===== RECORDS TO PROCESS

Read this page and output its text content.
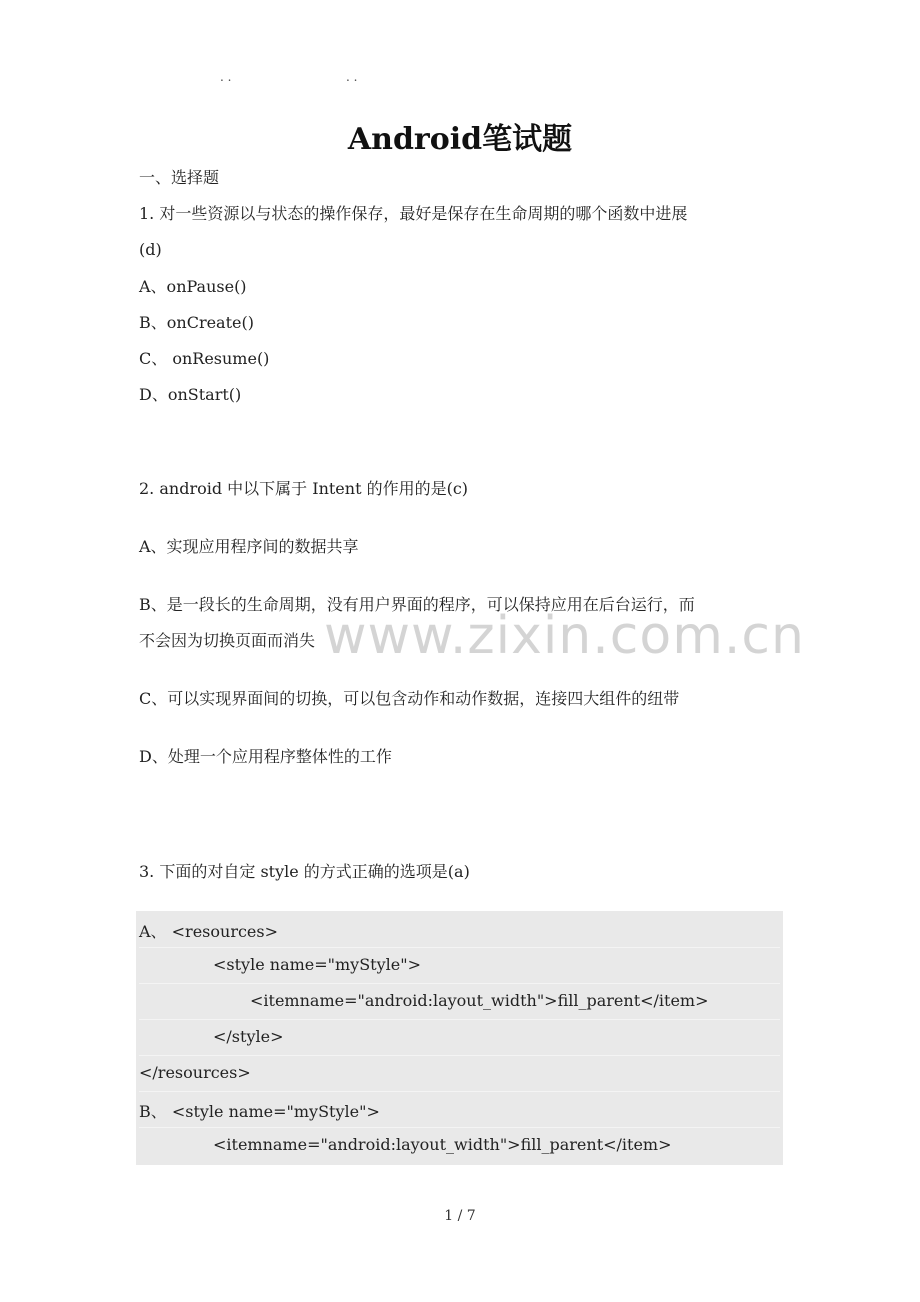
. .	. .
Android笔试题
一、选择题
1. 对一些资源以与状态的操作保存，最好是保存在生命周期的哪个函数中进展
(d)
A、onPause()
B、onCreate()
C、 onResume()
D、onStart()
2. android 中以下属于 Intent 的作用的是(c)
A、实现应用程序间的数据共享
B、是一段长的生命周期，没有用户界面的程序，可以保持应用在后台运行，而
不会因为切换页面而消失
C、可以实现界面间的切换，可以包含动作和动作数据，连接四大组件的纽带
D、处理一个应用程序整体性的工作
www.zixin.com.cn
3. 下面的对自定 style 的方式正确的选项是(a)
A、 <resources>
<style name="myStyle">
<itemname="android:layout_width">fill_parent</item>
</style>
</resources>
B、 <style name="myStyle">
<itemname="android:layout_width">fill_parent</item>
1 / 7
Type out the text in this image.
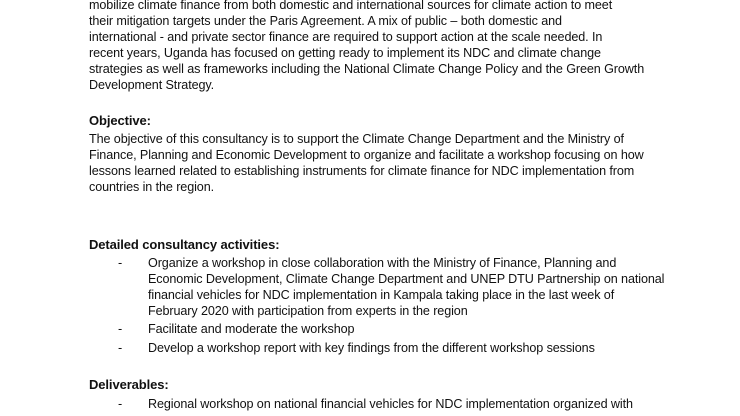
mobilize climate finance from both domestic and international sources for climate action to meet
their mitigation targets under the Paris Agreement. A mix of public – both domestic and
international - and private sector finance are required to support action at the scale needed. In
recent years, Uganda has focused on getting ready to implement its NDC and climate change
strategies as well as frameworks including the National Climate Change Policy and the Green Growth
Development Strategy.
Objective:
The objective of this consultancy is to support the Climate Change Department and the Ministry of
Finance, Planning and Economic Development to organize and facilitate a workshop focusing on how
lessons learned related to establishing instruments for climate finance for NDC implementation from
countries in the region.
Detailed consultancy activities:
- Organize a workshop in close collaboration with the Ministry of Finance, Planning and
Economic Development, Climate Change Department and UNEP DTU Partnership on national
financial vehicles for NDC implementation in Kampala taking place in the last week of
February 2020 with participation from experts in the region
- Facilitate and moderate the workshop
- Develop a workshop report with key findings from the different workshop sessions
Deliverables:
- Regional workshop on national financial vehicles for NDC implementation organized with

==========

- **TASK GOAL**:
Repeat everything in the records precisely. Images are excluded from the copy.

- **EXERCISE RESPONSE**:
Read this page and output its text content.
. .	. .
Android笔试题
一、选择题
1. 对一些资源以与状态的操作保存，最好是保存在生命周期的哪个函数中进展
(d)
A、onPause()
B、onCreate()
C、 onResume()
D、onStart()
2. android 中以下属于 Intent 的作用的是(c)
A、实现应用程序间的数据共享
B、是一段长的生命周期，没有用户界面的程序，可以保持应用在后台运行，而
不会因为切换页面而消失
C、可以实现界面间的切换，可以包含动作和动作数据，连接四大组件的纽带
D、处理一个应用程序整体性的工作
www.zixin.com.cn
3. 下面的对自定 style 的方式正确的选项是(a)
A、 <resources>
<style name="myStyle">
<itemname="android:layout_width">fill_parent</item>
</style>
</resources>
B、 <style name="myStyle">
<itemname="android:layout_width">fill_parent</item>
1 / 7
Type out the text in this image.
mobilize climate finance from both domestic and international sources for climate action to meet
their mitigation targets under the Paris Agreement. A mix of public – both domestic and
international - and private sector finance are required to support action at the scale needed. In
recent years, Uganda has focused on getting ready to implement its NDC and climate change
strategies as well as frameworks including the National Climate Change Policy and the Green Growth
Development Strategy.
Objective:
The objective of this consultancy is to support the Climate Change Department and the Ministry of
Finance, Planning and Economic Development to organize and facilitate a workshop focusing on how
lessons learned related to establishing instruments for climate finance for NDC implementation from
countries in the region.
Detailed consultancy activities:
- Organize a workshop in close collaboration with the Ministry of Finance, Planning and
Economic Development, Climate Change Department and UNEP DTU Partnership on national
financial vehicles for NDC implementation in Kampala taking place in the last week of
February 2020 with participation from experts in the region
- Facilitate and moderate the workshop
- Develop a workshop report with key findings from the different workshop sessions
Deliverables:
- Regional workshop on national financial vehicles for NDC implementation organized with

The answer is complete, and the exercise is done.